## [Data provided]
____________________
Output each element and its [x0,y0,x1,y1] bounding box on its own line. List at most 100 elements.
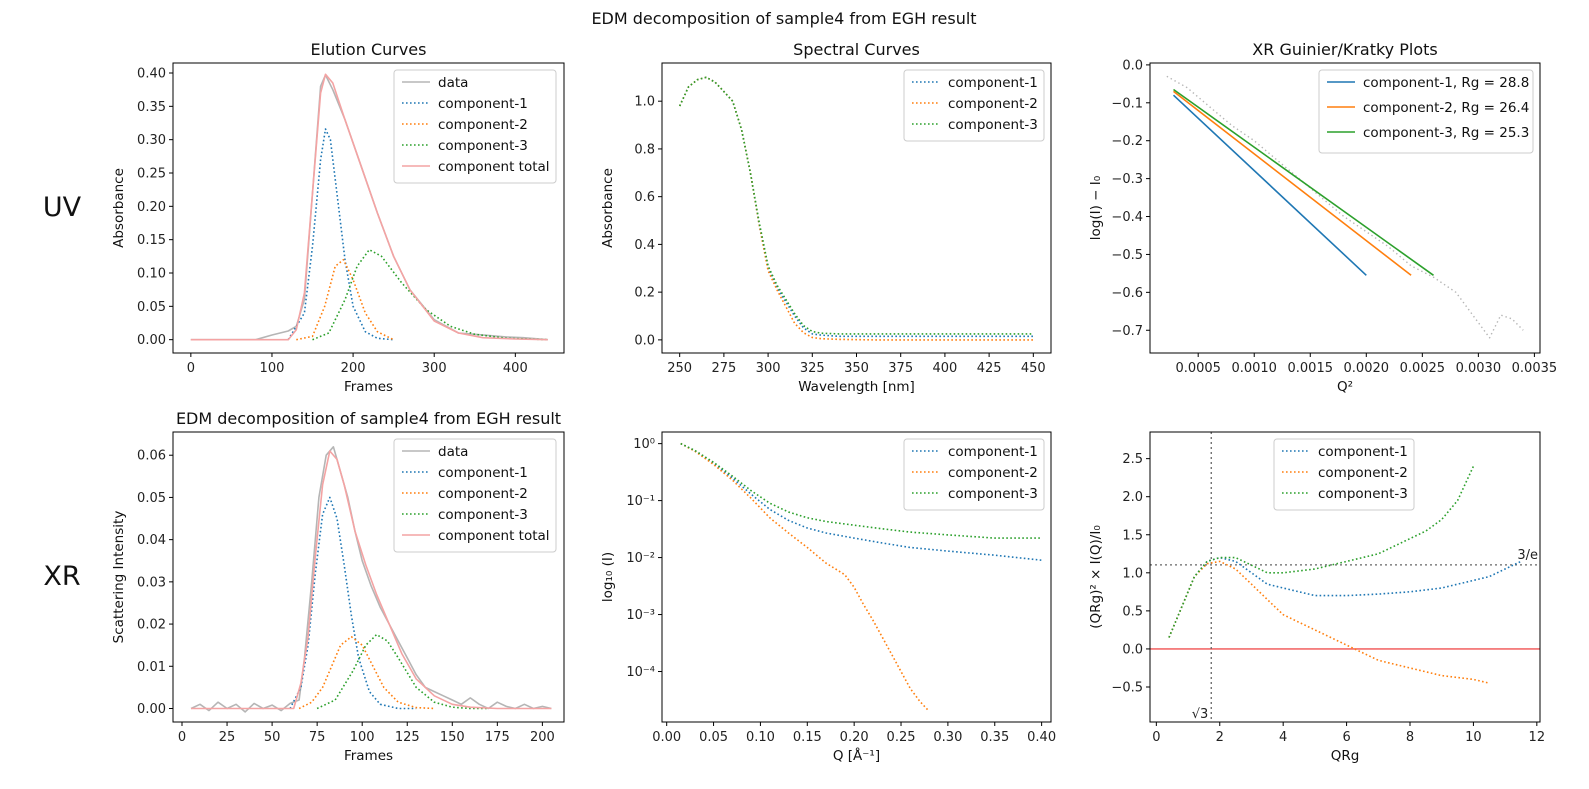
____________________
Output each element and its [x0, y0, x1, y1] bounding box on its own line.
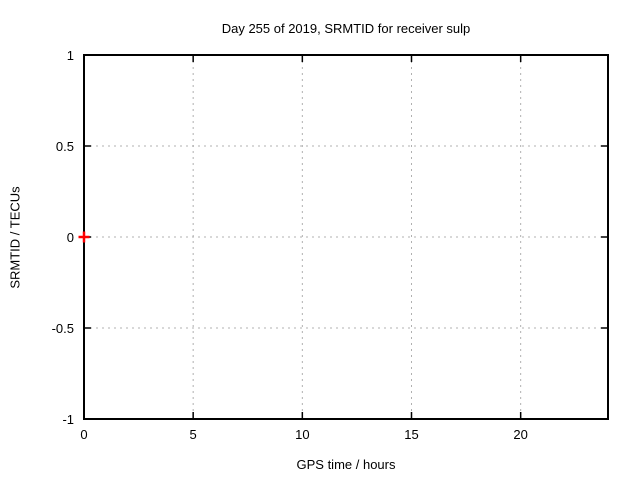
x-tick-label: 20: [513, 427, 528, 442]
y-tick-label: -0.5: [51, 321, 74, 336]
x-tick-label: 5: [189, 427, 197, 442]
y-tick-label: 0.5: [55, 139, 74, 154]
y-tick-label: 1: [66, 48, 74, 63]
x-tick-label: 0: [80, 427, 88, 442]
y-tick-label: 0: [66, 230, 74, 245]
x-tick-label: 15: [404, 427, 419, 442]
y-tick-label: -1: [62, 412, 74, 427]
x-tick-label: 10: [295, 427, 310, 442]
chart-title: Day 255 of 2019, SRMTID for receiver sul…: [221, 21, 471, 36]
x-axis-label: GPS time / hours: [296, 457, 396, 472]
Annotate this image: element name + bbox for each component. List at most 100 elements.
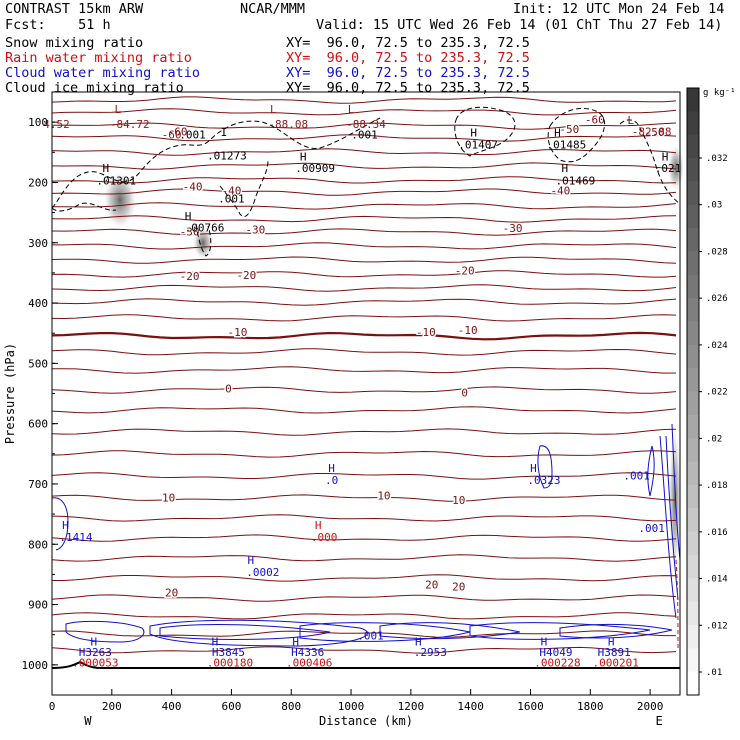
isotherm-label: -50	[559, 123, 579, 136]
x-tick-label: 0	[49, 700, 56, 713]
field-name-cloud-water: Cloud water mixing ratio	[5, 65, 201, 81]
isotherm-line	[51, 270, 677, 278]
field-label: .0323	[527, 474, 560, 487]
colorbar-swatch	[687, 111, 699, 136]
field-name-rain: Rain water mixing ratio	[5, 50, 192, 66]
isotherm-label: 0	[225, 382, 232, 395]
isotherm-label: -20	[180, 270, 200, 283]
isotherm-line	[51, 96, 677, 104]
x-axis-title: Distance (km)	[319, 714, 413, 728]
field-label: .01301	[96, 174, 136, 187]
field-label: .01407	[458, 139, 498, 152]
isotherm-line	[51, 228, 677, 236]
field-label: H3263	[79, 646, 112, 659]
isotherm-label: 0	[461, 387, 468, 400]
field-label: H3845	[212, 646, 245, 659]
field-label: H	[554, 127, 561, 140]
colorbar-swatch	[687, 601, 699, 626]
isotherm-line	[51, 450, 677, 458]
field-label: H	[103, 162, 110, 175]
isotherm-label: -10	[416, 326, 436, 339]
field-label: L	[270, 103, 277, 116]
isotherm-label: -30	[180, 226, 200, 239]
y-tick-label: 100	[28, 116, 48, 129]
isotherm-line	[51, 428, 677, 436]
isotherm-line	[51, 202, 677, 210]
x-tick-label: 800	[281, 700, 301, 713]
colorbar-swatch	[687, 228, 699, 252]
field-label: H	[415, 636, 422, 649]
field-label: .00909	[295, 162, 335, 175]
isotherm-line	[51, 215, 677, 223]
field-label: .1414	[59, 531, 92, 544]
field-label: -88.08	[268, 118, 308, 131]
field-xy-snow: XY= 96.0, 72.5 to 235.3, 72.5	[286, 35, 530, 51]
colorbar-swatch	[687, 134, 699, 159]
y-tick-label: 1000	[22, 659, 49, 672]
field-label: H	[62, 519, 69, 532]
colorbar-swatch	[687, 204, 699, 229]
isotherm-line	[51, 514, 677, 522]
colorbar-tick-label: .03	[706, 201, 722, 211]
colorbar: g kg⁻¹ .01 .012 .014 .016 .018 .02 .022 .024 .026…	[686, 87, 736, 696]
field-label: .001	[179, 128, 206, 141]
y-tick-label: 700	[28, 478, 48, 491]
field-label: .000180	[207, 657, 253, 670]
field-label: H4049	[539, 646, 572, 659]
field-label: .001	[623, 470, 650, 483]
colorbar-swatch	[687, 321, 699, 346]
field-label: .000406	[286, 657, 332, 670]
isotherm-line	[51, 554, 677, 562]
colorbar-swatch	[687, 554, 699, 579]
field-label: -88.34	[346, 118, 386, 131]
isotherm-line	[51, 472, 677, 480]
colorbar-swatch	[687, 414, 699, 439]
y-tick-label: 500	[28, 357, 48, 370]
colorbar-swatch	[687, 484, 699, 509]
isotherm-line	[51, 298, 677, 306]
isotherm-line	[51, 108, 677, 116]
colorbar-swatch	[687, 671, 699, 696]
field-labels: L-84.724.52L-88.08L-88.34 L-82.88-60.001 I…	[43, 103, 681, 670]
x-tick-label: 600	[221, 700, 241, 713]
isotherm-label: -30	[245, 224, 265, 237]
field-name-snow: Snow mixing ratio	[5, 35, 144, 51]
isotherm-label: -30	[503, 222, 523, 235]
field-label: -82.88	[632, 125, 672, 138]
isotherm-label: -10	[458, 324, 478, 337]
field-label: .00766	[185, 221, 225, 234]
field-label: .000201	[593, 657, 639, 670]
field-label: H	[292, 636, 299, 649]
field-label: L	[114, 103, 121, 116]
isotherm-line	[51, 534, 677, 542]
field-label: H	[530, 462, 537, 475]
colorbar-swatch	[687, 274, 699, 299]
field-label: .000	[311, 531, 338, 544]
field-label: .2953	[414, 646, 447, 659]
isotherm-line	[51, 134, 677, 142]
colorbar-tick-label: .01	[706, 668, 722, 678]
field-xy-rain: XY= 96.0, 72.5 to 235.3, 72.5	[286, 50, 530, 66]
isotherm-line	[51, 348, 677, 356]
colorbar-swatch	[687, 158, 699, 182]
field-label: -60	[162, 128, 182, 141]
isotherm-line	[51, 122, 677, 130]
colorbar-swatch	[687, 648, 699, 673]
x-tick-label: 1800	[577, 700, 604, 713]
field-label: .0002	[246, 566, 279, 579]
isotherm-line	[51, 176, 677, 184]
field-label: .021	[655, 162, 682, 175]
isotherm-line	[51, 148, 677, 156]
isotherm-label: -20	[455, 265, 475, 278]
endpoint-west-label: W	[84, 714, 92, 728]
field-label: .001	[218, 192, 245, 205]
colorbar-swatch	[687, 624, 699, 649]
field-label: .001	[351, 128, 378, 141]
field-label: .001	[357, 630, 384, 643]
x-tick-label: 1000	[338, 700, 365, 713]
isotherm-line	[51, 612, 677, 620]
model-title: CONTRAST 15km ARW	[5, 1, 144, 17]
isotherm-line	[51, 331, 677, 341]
____________________
Revise the entries from the line containing "Output each element and its [x0, y0, x1, y1]" through the line containing "x-axis-label: GPS time", changing every "y-tick-label" to "vertical-tick-label" and leaving all else unchanged. Leave the pictures out of your answer.

## [Response to the exercise]
Output each element and its [x0, y0, x1, y1] bounding box on its own line.
x-tick-label: 20: [513, 427, 528, 442]
vertical-tick-label: -0.5: [51, 321, 74, 336]
x-tick-label: 5: [189, 427, 197, 442]
vertical-tick-label: 0.5: [55, 139, 74, 154]
vertical-tick-label: 1: [66, 48, 74, 63]
x-tick-label: 0: [80, 427, 88, 442]
vertical-tick-label: 0: [66, 230, 74, 245]
x-tick-label: 15: [404, 427, 419, 442]
vertical-tick-label: -1: [62, 412, 74, 427]
x-tick-label: 10: [295, 427, 310, 442]
chart-title: Day 255 of 2019, SRMTID for receiver sul…: [221, 21, 471, 36]
x-axis-label: GPS time / hours: [296, 457, 396, 472]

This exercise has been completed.